▸ REQUIREMENT: Identify every line in the records below that contains the word "Family", and reproduce each one.

** Begin DATA IN THIS EXERCISE **

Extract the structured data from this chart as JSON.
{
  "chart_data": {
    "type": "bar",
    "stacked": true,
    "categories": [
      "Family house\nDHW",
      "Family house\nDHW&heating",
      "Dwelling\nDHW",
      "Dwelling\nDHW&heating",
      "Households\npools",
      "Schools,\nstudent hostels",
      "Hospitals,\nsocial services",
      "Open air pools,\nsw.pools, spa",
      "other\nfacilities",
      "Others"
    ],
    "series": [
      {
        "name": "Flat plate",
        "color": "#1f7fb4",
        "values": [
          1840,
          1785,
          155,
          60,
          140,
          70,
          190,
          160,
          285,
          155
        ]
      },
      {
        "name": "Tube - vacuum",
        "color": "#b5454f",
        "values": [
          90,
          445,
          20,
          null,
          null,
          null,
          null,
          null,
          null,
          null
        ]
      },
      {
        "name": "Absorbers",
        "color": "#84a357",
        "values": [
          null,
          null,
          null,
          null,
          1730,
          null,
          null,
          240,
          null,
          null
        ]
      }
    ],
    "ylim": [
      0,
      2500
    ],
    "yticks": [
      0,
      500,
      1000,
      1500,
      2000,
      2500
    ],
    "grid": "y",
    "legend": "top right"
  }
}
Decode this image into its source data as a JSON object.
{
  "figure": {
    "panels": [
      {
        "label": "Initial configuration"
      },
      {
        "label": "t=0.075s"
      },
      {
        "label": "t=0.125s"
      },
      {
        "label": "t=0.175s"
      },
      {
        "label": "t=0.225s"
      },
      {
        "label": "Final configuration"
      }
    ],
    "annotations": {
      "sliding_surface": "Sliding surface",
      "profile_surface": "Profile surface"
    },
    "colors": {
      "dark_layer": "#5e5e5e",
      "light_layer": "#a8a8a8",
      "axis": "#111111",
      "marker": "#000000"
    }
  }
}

** End DATA IN THIS EXERCISE **

▸ PROBLEM SOLUTION:
      "Family house\nDHW",
      "Family house\nDHW&heating",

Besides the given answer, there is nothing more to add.